■ **Instructions for the task**
Exactly reproduce the line containing "Read this page and output its text content." together with every line after it, through the end of the entries, and give nothing more.

###

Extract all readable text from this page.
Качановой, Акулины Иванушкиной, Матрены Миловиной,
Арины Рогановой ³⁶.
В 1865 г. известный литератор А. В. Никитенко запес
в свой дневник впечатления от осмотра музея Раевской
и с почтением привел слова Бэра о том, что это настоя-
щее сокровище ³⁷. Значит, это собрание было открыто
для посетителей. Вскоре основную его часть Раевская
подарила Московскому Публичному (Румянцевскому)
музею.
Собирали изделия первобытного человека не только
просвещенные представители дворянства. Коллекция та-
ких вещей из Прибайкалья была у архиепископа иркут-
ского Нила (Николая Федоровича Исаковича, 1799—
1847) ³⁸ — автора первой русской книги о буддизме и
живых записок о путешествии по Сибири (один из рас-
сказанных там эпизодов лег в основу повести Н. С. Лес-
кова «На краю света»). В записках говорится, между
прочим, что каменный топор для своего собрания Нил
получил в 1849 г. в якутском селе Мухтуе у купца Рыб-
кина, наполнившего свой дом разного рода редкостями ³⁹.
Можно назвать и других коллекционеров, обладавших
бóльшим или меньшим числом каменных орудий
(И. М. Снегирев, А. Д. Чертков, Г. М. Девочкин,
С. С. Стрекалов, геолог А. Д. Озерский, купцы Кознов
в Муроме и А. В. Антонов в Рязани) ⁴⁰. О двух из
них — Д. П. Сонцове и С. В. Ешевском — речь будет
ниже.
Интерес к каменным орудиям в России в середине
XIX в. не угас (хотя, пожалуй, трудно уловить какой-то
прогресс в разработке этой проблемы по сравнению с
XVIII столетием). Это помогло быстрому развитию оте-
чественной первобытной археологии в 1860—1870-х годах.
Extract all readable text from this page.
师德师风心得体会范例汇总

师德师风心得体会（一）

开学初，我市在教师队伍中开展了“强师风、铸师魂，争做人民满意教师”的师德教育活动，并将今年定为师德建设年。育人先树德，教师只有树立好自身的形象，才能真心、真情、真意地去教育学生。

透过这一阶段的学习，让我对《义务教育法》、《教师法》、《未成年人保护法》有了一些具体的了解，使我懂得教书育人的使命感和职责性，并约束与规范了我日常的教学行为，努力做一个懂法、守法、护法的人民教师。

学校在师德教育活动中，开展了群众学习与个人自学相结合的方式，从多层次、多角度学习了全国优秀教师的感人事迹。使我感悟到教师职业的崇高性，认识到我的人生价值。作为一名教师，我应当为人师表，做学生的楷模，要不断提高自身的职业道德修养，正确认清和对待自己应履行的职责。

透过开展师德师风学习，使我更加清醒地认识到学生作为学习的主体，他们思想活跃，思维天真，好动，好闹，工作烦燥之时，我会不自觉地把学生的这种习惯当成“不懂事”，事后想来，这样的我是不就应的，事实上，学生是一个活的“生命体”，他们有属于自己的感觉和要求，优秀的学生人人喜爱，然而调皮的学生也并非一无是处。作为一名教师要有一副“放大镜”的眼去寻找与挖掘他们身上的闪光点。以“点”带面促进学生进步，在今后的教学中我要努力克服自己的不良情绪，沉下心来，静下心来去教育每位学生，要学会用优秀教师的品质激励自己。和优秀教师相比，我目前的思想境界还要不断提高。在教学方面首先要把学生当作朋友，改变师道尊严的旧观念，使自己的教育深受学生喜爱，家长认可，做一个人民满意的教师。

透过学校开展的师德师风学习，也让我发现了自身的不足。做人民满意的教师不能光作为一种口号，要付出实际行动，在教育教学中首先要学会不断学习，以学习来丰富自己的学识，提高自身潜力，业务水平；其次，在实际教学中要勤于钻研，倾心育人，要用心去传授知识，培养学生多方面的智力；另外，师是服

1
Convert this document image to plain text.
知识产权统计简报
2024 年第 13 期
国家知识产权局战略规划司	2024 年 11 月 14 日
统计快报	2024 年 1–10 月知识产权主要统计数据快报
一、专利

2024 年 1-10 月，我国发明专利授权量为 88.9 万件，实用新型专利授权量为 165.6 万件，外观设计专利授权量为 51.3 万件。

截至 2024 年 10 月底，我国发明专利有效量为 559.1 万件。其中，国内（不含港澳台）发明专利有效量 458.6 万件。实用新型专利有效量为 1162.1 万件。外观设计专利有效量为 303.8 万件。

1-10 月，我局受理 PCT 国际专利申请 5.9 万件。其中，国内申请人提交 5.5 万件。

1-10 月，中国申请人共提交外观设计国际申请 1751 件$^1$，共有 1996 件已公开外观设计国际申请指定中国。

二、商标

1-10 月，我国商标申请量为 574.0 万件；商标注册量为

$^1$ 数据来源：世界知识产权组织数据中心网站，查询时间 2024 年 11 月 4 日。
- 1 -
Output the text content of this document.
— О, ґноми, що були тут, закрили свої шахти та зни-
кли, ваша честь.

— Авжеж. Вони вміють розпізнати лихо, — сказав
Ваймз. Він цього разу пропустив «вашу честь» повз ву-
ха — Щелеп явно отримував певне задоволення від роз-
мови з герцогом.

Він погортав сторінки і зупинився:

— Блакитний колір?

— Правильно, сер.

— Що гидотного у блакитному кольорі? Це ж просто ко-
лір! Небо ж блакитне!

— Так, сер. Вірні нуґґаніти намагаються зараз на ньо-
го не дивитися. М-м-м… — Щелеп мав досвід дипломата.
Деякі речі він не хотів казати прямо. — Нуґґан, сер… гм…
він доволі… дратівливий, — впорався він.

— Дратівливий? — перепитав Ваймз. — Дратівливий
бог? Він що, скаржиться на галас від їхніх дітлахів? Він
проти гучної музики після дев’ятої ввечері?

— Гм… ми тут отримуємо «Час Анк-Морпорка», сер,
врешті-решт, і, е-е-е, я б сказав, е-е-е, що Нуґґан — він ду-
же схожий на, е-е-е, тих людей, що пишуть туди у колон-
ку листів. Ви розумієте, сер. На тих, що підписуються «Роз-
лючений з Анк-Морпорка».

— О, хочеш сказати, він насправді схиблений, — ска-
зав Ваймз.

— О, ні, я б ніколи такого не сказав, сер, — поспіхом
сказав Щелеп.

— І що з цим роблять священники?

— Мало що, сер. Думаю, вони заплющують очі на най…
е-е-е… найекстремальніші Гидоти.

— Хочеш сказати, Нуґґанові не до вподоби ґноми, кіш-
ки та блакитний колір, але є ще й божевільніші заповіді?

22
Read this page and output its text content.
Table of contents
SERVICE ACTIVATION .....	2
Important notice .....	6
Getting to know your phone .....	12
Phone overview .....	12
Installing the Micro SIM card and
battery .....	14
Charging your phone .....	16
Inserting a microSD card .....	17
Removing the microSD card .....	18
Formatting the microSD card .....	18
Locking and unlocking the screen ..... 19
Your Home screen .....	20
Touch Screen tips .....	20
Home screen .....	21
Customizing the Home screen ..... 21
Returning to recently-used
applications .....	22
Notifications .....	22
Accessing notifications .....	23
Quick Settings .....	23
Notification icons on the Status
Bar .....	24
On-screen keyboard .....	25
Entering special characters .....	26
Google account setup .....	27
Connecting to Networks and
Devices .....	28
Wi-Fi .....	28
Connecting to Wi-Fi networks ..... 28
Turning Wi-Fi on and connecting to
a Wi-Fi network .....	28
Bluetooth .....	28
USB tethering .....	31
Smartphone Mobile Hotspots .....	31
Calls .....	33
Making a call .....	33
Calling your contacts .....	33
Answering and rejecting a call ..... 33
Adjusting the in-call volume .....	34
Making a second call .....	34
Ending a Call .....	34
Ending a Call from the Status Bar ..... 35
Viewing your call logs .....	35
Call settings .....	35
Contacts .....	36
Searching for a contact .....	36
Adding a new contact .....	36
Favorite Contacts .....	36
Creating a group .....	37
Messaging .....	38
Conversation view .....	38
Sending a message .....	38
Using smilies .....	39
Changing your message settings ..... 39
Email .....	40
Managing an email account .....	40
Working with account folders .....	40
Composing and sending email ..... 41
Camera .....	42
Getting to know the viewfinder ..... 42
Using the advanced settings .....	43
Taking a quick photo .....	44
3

###

■ **Written solution**
Read this page and output its text content.
Table of contents
SERVICE ACTIVATION .....	2
Important notice .....	6
Getting to know your phone .....	12
Phone overview .....	12
Installing the Micro SIM card and
battery .....	14
Charging your phone .....	16
Inserting a microSD card .....	17
Removing the microSD card .....	18
Formatting the microSD card .....	18
Locking and unlocking the screen ..... 19
Your Home screen .....	20
Touch Screen tips .....	20
Home screen .....	21
Customizing the Home screen ..... 21
Returning to recently-used
applications .....	22
Notifications .....	22
Accessing notifications .....	23
Quick Settings .....	23
Notification icons on the Status
Bar .....	24
On-screen keyboard .....	25
Entering special characters .....	26
Google account setup .....	27
Connecting to Networks and
Devices .....	28
Wi-Fi .....	28
Connecting to Wi-Fi networks ..... 28
Turning Wi-Fi on and connecting to
a Wi-Fi network .....	28
Bluetooth .....	28
USB tethering .....	31
Smartphone Mobile Hotspots .....	31
Calls .....	33
Making a call .....	33
Calling your contacts .....	33
Answering and rejecting a call ..... 33
Adjusting the in-call volume .....	34
Making a second call .....	34
Ending a Call .....	34
Ending a Call from the Status Bar ..... 35
Viewing your call logs .....	35
Call settings .....	35
Contacts .....	36
Searching for a contact .....	36
Adding a new contact .....	36
Favorite Contacts .....	36
Creating a group .....	37
Messaging .....	38
Conversation view .....	38
Sending a message .....	38
Using smilies .....	39
Changing your message settings ..... 39
Email .....	40
Managing an email account .....	40
Working with account folders .....	40
Composing and sending email ..... 41
Camera .....	42
Getting to know the viewfinder ..... 42
Using the advanced settings .....	43
Taking a quick photo .....	44
3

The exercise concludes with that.